Find the lines holding "艺术节上" and copy them.

[Lines of data]
** Begin **

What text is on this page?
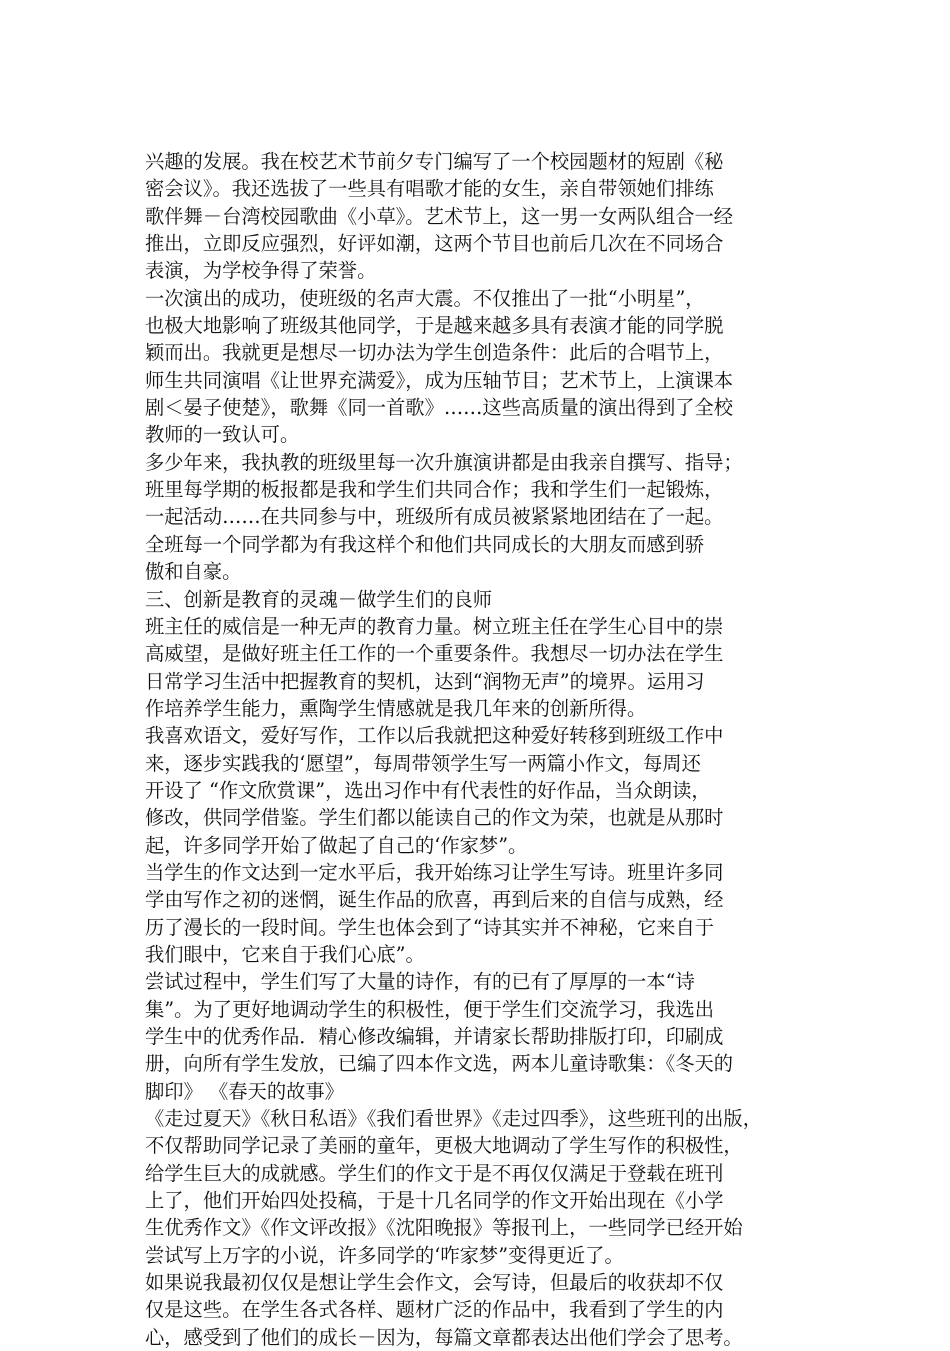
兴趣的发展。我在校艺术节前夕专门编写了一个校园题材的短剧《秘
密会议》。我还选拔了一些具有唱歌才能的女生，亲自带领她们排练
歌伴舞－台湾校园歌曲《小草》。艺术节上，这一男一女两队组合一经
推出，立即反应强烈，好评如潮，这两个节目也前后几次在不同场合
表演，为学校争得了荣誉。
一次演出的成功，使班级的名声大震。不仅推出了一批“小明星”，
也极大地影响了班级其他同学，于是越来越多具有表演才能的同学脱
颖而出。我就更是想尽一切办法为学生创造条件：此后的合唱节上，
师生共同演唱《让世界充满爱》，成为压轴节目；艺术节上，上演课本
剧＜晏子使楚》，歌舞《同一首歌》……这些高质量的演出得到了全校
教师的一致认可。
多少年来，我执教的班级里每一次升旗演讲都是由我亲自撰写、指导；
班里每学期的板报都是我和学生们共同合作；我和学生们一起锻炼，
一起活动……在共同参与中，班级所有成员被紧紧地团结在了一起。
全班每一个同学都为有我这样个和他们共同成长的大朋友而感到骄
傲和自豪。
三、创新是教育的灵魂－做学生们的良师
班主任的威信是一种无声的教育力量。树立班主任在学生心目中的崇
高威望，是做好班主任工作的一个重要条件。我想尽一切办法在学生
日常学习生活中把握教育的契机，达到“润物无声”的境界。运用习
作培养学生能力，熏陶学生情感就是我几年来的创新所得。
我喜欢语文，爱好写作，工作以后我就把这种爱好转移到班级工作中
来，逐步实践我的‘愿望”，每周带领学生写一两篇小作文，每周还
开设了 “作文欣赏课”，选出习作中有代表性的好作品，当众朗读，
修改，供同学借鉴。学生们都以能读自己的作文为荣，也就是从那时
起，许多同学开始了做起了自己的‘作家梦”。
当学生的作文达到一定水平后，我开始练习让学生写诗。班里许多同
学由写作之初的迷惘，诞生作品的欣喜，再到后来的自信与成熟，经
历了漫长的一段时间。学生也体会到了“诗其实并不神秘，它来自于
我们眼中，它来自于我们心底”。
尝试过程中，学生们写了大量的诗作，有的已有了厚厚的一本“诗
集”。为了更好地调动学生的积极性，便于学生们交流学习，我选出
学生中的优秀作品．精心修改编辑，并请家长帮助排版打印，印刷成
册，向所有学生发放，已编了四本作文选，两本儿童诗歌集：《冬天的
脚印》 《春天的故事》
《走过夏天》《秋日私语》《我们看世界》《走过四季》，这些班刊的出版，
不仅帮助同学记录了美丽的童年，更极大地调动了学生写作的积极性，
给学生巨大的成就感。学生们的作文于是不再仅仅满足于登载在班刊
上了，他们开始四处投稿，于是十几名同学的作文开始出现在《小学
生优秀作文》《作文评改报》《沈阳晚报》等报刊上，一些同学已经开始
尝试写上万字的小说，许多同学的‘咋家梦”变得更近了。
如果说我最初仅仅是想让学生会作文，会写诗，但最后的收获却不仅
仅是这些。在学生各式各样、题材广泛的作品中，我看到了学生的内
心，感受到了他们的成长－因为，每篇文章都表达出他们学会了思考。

** End **
** Begin **

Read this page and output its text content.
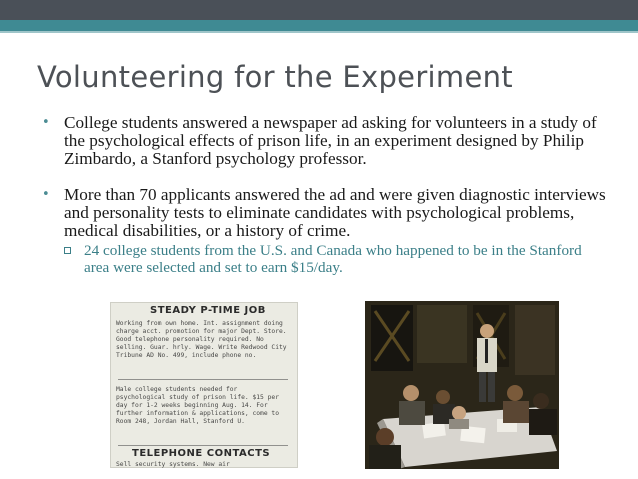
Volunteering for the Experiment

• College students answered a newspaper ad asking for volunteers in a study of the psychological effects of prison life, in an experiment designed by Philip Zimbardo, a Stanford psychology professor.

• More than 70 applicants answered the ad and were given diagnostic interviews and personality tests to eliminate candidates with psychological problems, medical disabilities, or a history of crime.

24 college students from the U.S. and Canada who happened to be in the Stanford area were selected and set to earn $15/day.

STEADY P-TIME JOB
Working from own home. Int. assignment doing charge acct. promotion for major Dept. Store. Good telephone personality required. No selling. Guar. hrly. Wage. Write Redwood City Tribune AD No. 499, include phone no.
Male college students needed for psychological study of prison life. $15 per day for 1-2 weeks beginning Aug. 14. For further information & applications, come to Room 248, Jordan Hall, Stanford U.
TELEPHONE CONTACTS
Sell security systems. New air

** End **

- RESPONSE TO THIS EXERCISE
歌伴舞－台湾校园歌曲《小草》。艺术节上，这一男一女两队组合一经
师生共同演唱《让世界充满爱》，成为压轴节目；艺术节上，上演课本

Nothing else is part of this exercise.